** Start of SUPPLIED ENTRIES **

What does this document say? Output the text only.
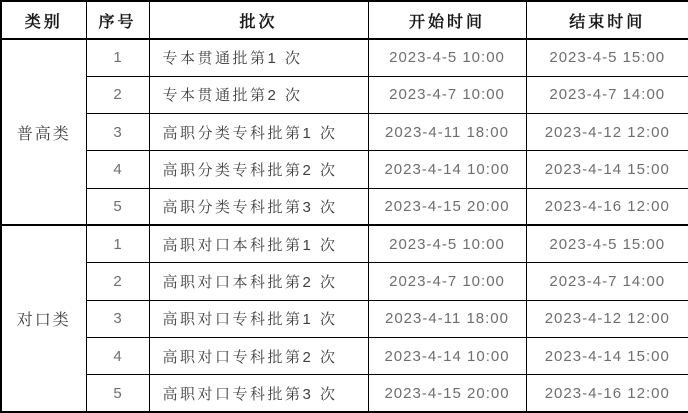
类别	序号	批次	开始时间	结束时间
普高类	1	专本贯通批第1 次	2023-4-5 10:00	2023-4-5 15:00
	2	专本贯通批第2 次	2023-4-7 10:00	2023-4-7 14:00
	3	高职分类专科批第1 次	2023-4-11 18:00	2023-4-12 12:00
	4	高职分类专科批第2 次	2023-4-14 10:00	2023-4-14 15:00
	5	高职分类专科批第3 次	2023-4-15 20:00	2023-4-16 12:00
对口类	1	高职对口本科批第1 次	2023-4-5 10:00	2023-4-5 15:00
	2	高职对口本科批第2 次	2023-4-7 10:00	2023-4-7 14:00
	3	高职对口专科批第1 次	2023-4-11 18:00	2023-4-12 12:00
	4	高职对口专科批第2 次	2023-4-14 10:00	2023-4-14 15:00
	5	高职对口专科批第3 次	2023-4-15 20:00	2023-4-16 12:00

** End of SUPPLIED ENTRIES **

**GIVEN TASK**
Word for word, quote the full listing, omitting every picture.

**OUTPUT OF THE EXERCISE**
What does this document say? Output the text only.
类别	序号	批次	开始时间	结束时间
普高类	1	专本贯通批第1 次	2023-4-5 10:00	2023-4-5 15:00
	2	专本贯通批第2 次	2023-4-7 10:00	2023-4-7 14:00
	3	高职分类专科批第1 次	2023-4-11 18:00	2023-4-12 12:00
	4	高职分类专科批第2 次	2023-4-14 10:00	2023-4-14 15:00
	5	高职分类专科批第3 次	2023-4-15 20:00	2023-4-16 12:00
对口类	1	高职对口本科批第1 次	2023-4-5 10:00	2023-4-5 15:00
	2	高职对口本科批第2 次	2023-4-7 10:00	2023-4-7 14:00
	3	高职对口专科批第1 次	2023-4-11 18:00	2023-4-12 12:00
	4	高职对口专科批第2 次	2023-4-14 10:00	2023-4-14 15:00
	5	高职对口专科批第3 次	2023-4-15 20:00	2023-4-16 12:00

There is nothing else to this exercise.